GOAL OF THE EXERCISE –
Print all of the data exactly.

RECORDS PROVIDED –
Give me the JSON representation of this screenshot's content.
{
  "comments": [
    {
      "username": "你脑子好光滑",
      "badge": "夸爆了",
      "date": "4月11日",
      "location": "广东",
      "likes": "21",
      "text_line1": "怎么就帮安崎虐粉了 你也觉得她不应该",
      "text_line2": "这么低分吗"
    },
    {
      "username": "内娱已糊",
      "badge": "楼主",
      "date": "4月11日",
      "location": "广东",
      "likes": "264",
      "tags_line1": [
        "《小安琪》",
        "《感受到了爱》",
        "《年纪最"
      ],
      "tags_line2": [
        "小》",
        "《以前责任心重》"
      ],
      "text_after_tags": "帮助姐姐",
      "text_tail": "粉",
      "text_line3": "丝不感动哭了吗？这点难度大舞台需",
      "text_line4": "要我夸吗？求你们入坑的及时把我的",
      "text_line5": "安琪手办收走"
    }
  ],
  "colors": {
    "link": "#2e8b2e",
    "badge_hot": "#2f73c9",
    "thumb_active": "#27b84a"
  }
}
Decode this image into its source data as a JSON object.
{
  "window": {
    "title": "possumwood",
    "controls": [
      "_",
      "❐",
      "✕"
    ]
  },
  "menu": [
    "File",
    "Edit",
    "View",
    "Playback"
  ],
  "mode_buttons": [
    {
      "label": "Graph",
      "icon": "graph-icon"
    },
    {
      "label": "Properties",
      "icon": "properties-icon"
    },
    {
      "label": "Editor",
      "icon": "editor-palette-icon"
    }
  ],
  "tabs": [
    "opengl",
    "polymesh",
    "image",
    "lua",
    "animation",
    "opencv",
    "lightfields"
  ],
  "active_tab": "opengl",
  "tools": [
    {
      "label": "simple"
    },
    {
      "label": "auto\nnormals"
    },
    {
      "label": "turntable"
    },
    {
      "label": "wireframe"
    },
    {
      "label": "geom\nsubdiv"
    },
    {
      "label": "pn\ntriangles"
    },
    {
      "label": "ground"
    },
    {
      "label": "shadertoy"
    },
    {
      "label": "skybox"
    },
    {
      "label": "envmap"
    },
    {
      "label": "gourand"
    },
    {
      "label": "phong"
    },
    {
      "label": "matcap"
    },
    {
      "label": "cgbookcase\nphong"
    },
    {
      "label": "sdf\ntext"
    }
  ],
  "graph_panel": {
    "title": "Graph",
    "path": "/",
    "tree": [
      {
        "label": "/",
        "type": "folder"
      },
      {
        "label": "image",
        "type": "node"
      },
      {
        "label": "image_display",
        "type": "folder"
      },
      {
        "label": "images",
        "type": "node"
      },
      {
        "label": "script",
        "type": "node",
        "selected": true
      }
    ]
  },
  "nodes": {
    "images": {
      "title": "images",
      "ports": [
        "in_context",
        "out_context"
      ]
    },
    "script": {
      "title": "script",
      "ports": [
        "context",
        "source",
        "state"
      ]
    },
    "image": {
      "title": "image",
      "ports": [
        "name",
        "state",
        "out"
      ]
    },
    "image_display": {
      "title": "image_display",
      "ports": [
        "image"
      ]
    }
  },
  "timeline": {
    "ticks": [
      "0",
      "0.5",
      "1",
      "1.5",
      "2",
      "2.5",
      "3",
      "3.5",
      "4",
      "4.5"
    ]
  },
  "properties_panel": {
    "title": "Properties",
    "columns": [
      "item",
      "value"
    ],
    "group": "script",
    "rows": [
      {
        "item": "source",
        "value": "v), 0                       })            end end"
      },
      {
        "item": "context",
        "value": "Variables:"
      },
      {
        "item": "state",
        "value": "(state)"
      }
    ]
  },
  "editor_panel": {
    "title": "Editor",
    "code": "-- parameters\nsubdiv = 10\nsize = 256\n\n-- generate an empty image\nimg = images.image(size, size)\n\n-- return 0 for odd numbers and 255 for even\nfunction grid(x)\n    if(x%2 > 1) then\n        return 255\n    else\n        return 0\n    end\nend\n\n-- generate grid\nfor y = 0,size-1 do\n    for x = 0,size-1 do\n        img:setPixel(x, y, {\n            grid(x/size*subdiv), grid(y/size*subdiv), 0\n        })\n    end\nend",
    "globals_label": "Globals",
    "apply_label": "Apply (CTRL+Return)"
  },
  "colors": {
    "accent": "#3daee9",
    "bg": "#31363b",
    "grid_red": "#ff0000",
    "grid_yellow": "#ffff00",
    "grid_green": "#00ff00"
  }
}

TASK RESULT –
Give me the JSON representation of this screenshot's content.
{
  "comments": [
    {
      "username": "你脑子好光滑",
      "badge": "夸爆了",
      "date": "4月11日",
      "location": "广东",
      "likes": "21",
      "text_line1": "怎么就帮安崎虐粉了 你也觉得她不应该",
      "text_line2": "这么低分吗"
    },
    {
      "username": "内娱已糊",
      "badge": "楼主",
      "date": "4月11日",
      "location": "广东",
      "likes": "264",
      "tags_line1": [
        "《小安琪》",
        "《感受到了爱》",
        "《年纪最"
      ],
      "tags_line2": [
        "小》",
        "《以前责任心重》"
      ],
      "text_after_tags": "帮助姐姐",
      "text_tail": "粉",
      "text_line3": "丝不感动哭了吗？这点难度大舞台需",
      "text_line4": "要我夸吗？求你们入坑的及时把我的",
      "text_line5": "安琪手办收走"
    }
  ],
  "colors": {
    "link": "#2e8b2e",
    "badge_hot": "#2f73c9",
    "thumb_active": "#27b84a"
  }
}
Decode this image into its source data as a JSON object.
{
  "window": {
    "title": "possumwood",
    "controls": [
      "_",
      "❐",
      "✕"
    ]
  },
  "menu": [
    "File",
    "Edit",
    "View",
    "Playback"
  ],
  "mode_buttons": [
    {
      "label": "Graph",
      "icon": "graph-icon"
    },
    {
      "label": "Properties",
      "icon": "properties-icon"
    },
    {
      "label": "Editor",
      "icon": "editor-palette-icon"
    }
  ],
  "tabs": [
    "opengl",
    "polymesh",
    "image",
    "lua",
    "animation",
    "opencv",
    "lightfields"
  ],
  "active_tab": "opengl",
  "tools": [
    {
      "label": "simple"
    },
    {
      "label": "auto\nnormals"
    },
    {
      "label": "turntable"
    },
    {
      "label": "wireframe"
    },
    {
      "label": "geom\nsubdiv"
    },
    {
      "label": "pn\ntriangles"
    },
    {
      "label": "ground"
    },
    {
      "label": "shadertoy"
    },
    {
      "label": "skybox"
    },
    {
      "label": "envmap"
    },
    {
      "label": "gourand"
    },
    {
      "label": "phong"
    },
    {
      "label": "matcap"
    },
    {
      "label": "cgbookcase\nphong"
    },
    {
      "label": "sdf\ntext"
    }
  ],
  "graph_panel": {
    "title": "Graph",
    "path": "/",
    "tree": [
      {
        "label": "/",
        "type": "folder"
      },
      {
        "label": "image",
        "type": "node"
      },
      {
        "label": "image_display",
        "type": "folder"
      },
      {
        "label": "images",
        "type": "node"
      },
      {
        "label": "script",
        "type": "node",
        "selected": true
      }
    ]
  },
  "nodes": {
    "images": {
      "title": "images",
      "ports": [
        "in_context",
        "out_context"
      ]
    },
    "script": {
      "title": "script",
      "ports": [
        "context",
        "source",
        "state"
      ]
    },
    "image": {
      "title": "image",
      "ports": [
        "name",
        "state",
        "out"
      ]
    },
    "image_display": {
      "title": "image_display",
      "ports": [
        "image"
      ]
    }
  },
  "timeline": {
    "ticks": [
      "0",
      "0.5",
      "1",
      "1.5",
      "2",
      "2.5",
      "3",
      "3.5",
      "4",
      "4.5"
    ]
  },
  "properties_panel": {
    "title": "Properties",
    "columns": [
      "item",
      "value"
    ],
    "group": "script",
    "rows": [
      {
        "item": "source",
        "value": "v), 0                       })            end end"
      },
      {
        "item": "context",
        "value": "Variables:"
      },
      {
        "item": "state",
        "value": "(state)"
      }
    ]
  },
  "editor_panel": {
    "title": "Editor",
    "code": "-- parameters\nsubdiv = 10\nsize = 256\n\n-- generate an empty image\nimg = images.image(size, size)\n\n-- return 0 for odd numbers and 255 for even\nfunction grid(x)\n    if(x%2 > 1) then\n        return 255\n    else\n        return 0\n    end\nend\n\n-- generate grid\nfor y = 0,size-1 do\n    for x = 0,size-1 do\n        img:setPixel(x, y, {\n            grid(x/size*subdiv), grid(y/size*subdiv), 0\n        })\n    end\nend",
    "globals_label": "Globals",
    "apply_label": "Apply (CTRL+Return)"
  },
  "colors": {
    "accent": "#3daee9",
    "bg": "#31363b",
    "grid_red": "#ff0000",
    "grid_yellow": "#ffff00",
    "grid_green": "#00ff00"
  }
}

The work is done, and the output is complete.